§ **Task details**
Copy the rows below verbatim, starting at the line that contains "Identify 13 of" and stopping after the line that contains "- line-series: [85, 199, 608, 380]", leaving out any picture.

________________

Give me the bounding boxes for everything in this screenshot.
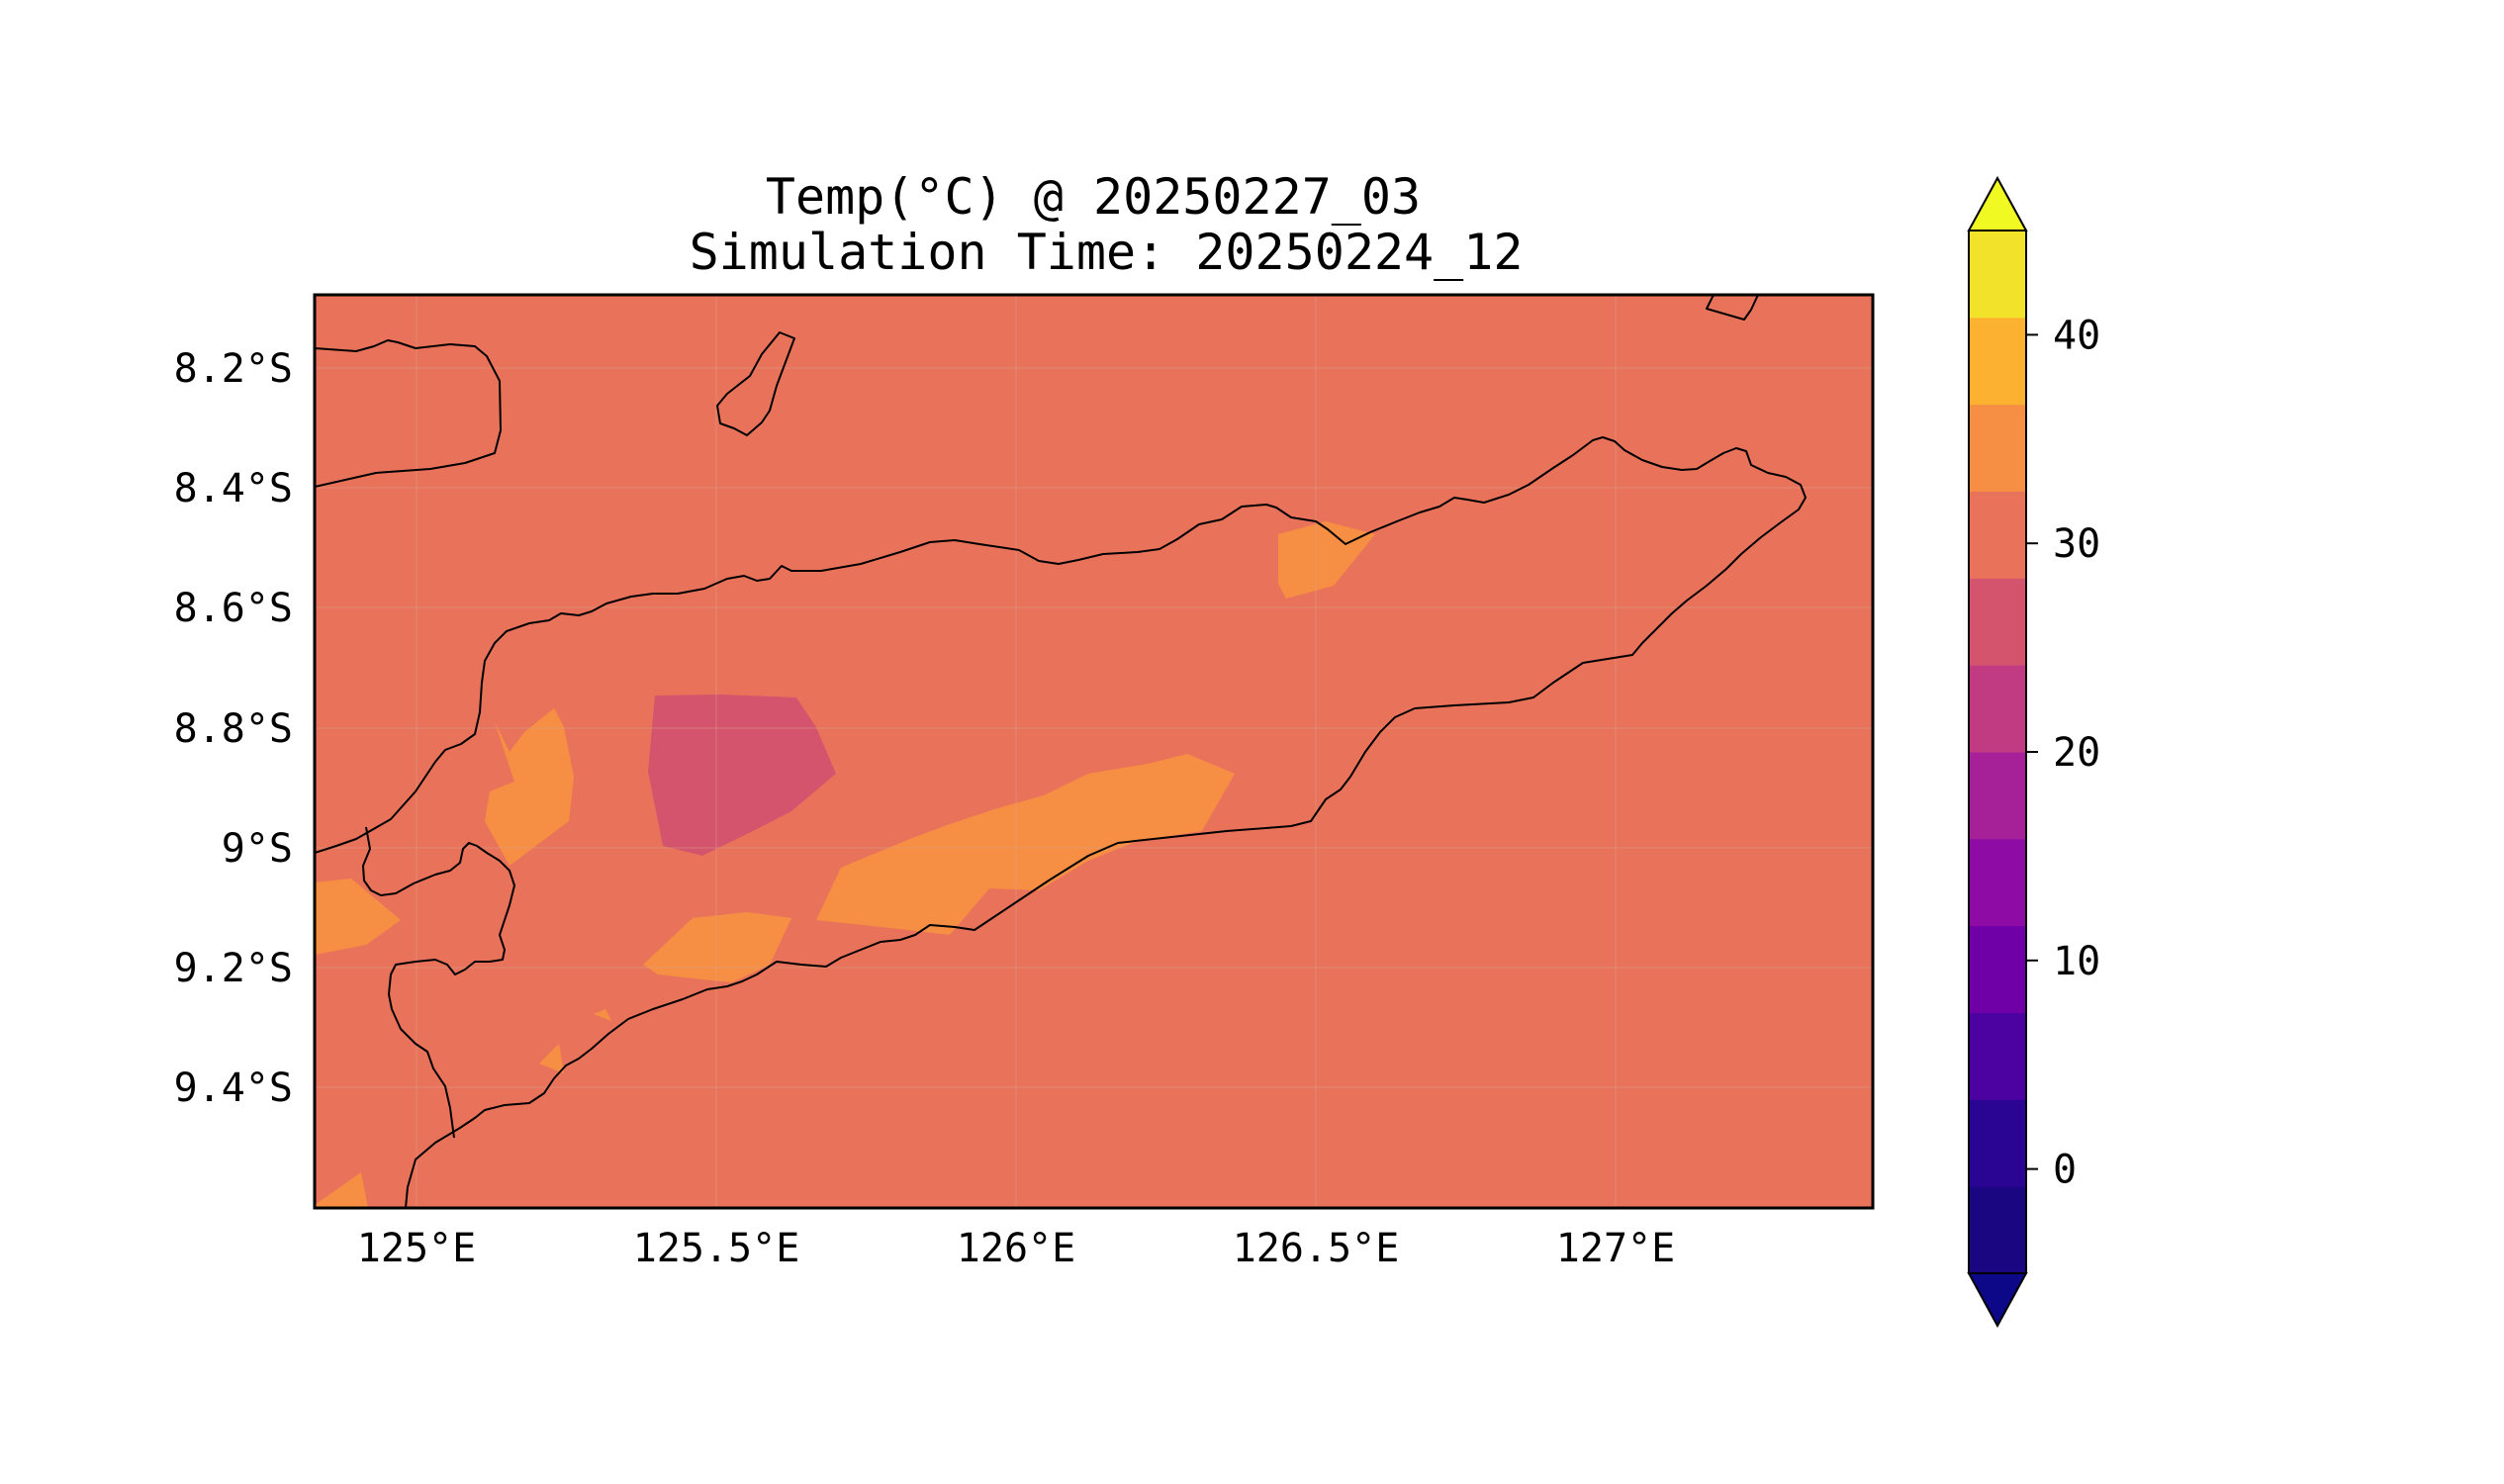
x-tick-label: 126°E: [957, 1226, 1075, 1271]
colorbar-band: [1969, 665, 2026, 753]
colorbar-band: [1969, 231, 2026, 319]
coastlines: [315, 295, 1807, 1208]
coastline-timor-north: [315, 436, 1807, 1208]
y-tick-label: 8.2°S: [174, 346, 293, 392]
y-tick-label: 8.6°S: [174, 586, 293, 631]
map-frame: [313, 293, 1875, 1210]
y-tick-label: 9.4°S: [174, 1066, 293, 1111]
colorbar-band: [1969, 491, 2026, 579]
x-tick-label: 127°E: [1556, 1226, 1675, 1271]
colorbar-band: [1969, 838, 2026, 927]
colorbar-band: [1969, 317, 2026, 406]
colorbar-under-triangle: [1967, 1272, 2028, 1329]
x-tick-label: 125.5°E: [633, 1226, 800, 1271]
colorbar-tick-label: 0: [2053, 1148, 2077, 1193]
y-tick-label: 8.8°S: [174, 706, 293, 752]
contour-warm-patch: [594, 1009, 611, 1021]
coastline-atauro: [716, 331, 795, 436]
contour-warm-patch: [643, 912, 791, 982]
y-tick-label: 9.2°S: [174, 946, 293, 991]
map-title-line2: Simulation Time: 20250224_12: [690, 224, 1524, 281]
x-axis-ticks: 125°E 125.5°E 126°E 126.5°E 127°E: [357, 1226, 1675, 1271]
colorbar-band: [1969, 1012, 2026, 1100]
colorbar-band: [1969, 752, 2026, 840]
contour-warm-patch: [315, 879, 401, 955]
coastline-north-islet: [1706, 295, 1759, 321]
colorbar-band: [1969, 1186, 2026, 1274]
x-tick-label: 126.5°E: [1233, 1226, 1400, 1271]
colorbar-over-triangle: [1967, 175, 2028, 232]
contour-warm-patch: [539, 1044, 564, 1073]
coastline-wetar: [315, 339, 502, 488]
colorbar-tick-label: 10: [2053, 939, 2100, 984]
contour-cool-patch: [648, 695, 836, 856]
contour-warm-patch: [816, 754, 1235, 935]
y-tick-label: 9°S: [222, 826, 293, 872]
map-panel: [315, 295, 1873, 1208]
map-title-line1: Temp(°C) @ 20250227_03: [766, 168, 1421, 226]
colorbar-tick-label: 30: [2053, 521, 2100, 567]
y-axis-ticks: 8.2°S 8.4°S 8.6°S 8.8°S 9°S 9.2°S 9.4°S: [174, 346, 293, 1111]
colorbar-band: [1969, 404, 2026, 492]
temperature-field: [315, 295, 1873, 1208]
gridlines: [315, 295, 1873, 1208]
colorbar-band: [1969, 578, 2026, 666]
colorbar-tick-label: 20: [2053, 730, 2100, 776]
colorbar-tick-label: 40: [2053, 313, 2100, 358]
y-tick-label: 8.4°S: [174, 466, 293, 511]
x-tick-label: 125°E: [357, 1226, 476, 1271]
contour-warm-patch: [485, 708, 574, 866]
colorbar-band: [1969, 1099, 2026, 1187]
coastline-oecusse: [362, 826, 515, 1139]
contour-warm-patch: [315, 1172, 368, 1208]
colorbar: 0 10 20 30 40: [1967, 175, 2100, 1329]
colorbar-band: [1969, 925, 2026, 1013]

________________

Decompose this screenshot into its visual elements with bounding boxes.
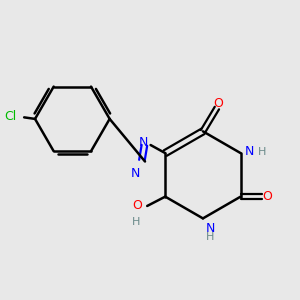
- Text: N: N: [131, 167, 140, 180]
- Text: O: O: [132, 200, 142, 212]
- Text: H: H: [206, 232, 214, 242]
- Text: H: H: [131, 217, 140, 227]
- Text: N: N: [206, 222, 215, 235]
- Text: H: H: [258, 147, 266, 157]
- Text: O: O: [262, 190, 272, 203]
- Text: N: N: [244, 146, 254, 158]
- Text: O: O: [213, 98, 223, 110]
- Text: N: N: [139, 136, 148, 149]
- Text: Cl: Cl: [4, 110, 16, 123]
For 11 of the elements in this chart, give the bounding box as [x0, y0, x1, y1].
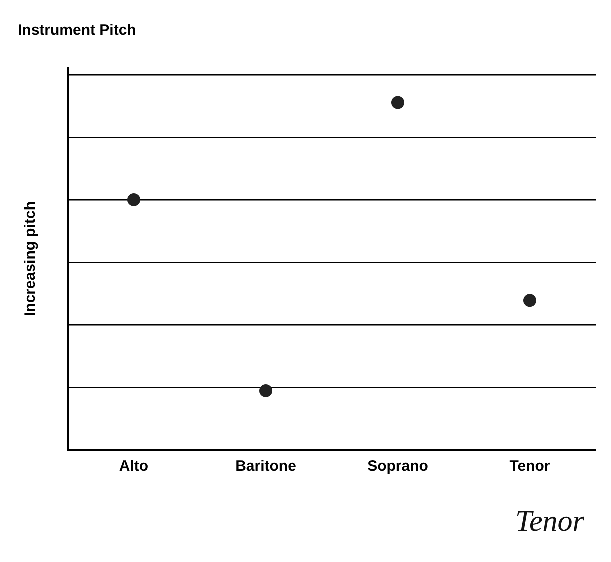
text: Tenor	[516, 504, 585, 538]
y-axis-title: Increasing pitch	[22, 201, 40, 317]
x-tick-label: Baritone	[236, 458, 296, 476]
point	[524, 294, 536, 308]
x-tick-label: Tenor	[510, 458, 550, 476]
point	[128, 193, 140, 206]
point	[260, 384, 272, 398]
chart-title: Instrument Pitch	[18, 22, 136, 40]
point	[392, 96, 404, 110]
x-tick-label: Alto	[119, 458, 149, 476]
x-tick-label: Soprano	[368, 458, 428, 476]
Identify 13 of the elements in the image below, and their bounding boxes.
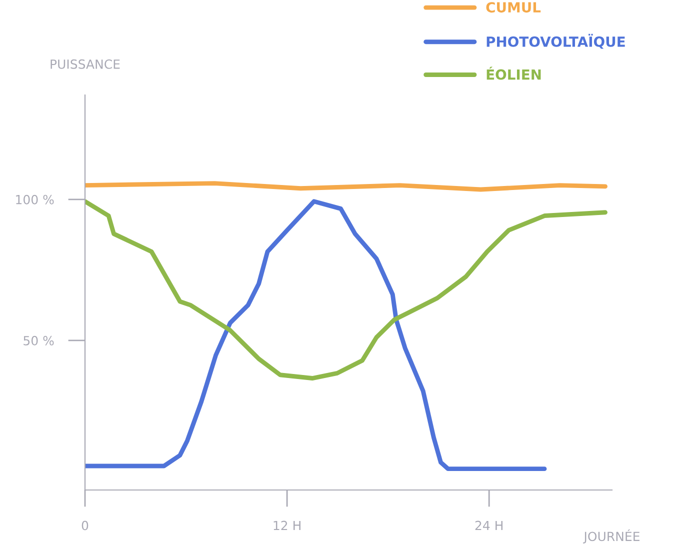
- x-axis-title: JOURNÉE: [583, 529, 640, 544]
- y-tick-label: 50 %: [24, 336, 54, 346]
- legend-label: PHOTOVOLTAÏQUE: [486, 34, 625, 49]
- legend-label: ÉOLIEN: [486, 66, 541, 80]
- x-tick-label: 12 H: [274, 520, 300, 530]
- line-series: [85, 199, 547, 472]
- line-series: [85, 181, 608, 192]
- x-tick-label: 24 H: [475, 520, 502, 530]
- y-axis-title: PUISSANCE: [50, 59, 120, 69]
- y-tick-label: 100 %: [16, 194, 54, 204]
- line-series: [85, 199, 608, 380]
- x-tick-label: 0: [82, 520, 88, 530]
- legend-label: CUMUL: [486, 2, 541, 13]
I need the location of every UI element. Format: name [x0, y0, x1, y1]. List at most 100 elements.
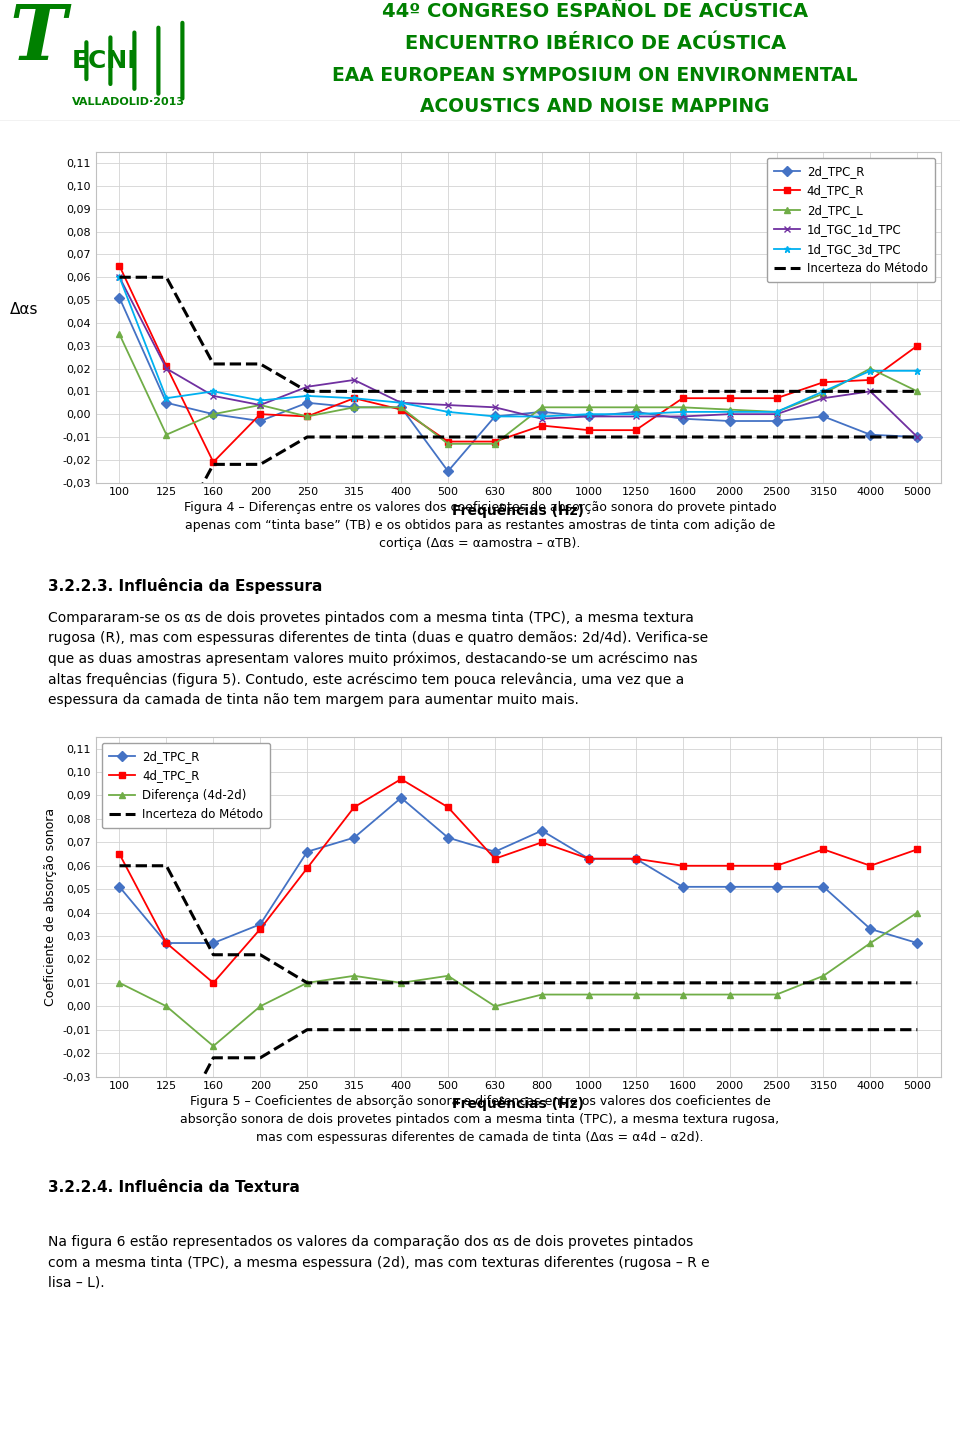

________________

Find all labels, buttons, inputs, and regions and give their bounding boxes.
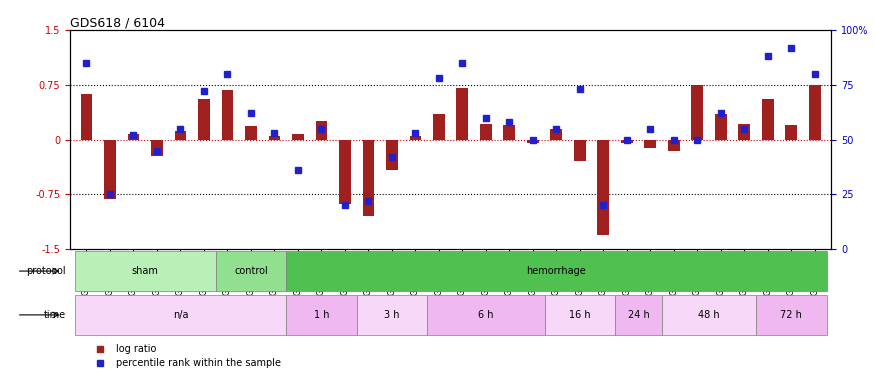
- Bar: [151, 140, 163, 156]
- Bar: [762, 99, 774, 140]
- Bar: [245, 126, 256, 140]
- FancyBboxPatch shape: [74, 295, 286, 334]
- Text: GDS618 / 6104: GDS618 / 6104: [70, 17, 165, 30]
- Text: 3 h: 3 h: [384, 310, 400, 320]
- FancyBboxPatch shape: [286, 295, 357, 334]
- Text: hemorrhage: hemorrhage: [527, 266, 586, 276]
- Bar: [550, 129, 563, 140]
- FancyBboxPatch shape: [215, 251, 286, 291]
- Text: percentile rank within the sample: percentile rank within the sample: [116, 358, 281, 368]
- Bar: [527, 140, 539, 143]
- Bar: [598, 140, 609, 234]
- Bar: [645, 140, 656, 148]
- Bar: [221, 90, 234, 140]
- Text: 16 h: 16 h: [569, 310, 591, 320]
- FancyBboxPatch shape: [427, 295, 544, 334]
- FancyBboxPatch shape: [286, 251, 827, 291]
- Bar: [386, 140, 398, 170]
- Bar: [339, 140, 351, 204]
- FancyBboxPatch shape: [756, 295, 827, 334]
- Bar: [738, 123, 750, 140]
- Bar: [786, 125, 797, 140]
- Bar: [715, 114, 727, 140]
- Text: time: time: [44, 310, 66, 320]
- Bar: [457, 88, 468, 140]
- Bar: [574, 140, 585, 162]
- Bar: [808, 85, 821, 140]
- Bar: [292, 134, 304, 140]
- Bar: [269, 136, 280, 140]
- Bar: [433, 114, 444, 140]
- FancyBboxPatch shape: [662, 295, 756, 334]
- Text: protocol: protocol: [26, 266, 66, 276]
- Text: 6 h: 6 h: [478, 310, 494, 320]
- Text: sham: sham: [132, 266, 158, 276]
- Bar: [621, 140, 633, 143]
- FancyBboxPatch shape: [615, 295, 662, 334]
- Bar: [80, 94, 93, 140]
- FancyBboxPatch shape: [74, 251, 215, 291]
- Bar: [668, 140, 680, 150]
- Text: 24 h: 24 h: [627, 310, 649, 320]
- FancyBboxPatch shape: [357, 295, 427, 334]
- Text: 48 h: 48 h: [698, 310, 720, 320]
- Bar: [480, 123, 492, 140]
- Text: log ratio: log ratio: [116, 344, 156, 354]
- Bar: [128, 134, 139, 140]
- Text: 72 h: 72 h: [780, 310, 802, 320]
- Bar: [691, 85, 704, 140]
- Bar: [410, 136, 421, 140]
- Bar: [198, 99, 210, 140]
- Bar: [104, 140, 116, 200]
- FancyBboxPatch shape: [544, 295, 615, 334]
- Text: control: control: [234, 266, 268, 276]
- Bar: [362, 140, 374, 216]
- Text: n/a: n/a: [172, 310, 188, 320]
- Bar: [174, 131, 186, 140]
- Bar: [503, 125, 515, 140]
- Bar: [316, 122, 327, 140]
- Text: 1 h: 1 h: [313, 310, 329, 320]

________________

§ **Full output**
Identify 13 of the elements in the image below, and their bounding boxes.
- x-axis-title: JOURNÉE: [583, 529, 640, 544]
- y-tick-label: 50 %: [24, 336, 54, 346]
- legend-label: PHOTOVOLTAÏQUE: [486, 34, 625, 49]
- legend-label: ÉOLIEN: [486, 66, 541, 80]
- x-tick-label: 12 H: [274, 520, 300, 530]
- line-series: [85, 199, 547, 472]
- line-series: [85, 181, 608, 192]
- x-tick-label: 24 H: [475, 520, 502, 530]
- y-axis-title: PUISSANCE: [50, 59, 120, 69]
- y-tick-label: 100 %: [16, 194, 54, 204]
- line-series: [85, 199, 608, 380]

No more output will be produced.